* REQUIREMENT: Pictures in the data below are not part of the copy; transcribe everything else exactly.

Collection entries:
■ ■ ■ ■ ■ ■ ■

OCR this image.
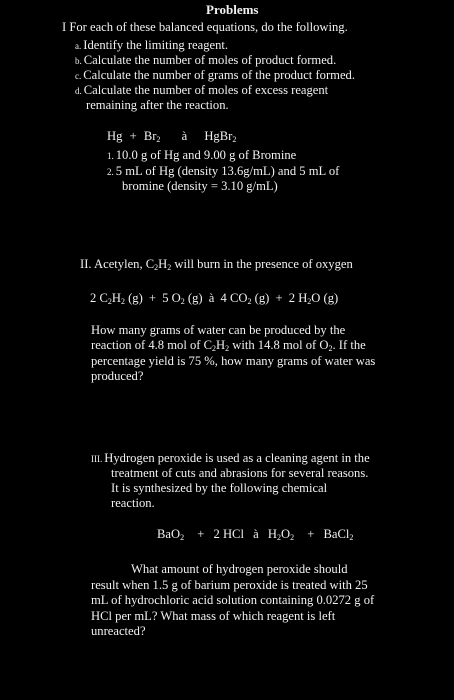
Problems
I For each of these balanced equations, do the following.
a. Identify the limiting reagent.
b. Calculate the number of moles of product formed.
c. Calculate the number of grams of the product formed.
d. Calculate the number of moles of excess reagent
remaining after the reaction.
$Hg + Br_2$ à HgBr$_2$
1. 10.0 g of Hg and 9.00 g of Bromine
2. 5 mL of Hg (density 13.6g/mL) and 5 mL of
bromine (density = 3.10 g/mL)
II. Acetylen, $C_2H_2$ will burn in the presence of oxygen
2 $C_2H_2$ (g) + 5 $O_2$ (g) à 4 $CO_2$ (g) + 2 $H_2O$ (g)
How many grams of water can be produced by the
reaction of 4.8 mol of $C_2H_2$ with 14.8 mol of $O_2$. If the
percentage yield is 75 %, how many grams of water was
produced?
III. Hydrogen peroxide is used as a cleaning agent in the
treatment of cuts and abrasions for several reasons.
It is synthesized by the following chemical
reaction.
BaO$_2$ + 2 HCl à $H_2O_2$ + BaCl$_2$
What amount of hydrogen peroxide should
result when 1.5 g of barium peroxide is treated with 25
mL of hydrochloric acid solution containing 0.0272 g of
HCl per mL? What mass of which reagent is left
unreacted?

■ ■ ■ ■ ■ ■ ■

* THE RESULT:
OCR this image.
Problems
I For each of these balanced equations, do the following.
a. Identify the limiting reagent.
b. Calculate the number of moles of product formed.
c. Calculate the number of grams of the product formed.
d. Calculate the number of moles of excess reagent
remaining after the reaction.
$Hg + Br_2$ à HgBr$_2$
1. 10.0 g of Hg and 9.00 g of Bromine
2. 5 mL of Hg (density 13.6g/mL) and 5 mL of
bromine (density = 3.10 g/mL)
II. Acetylen, $C_2H_2$ will burn in the presence of oxygen
2 $C_2H_2$ (g) + 5 $O_2$ (g) à 4 $CO_2$ (g) + 2 $H_2O$ (g)
How many grams of water can be produced by the
reaction of 4.8 mol of $C_2H_2$ with 14.8 mol of $O_2$. If the
percentage yield is 75 %, how many grams of water was
produced?
III. Hydrogen peroxide is used as a cleaning agent in the
treatment of cuts and abrasions for several reasons.
It is synthesized by the following chemical
reaction.
BaO$_2$ + 2 HCl à $H_2O_2$ + BaCl$_2$
What amount of hydrogen peroxide should
result when 1.5 g of barium peroxide is treated with 25
mL of hydrochloric acid solution containing 0.0272 g of
HCl per mL? What mass of which reagent is left
unreacted?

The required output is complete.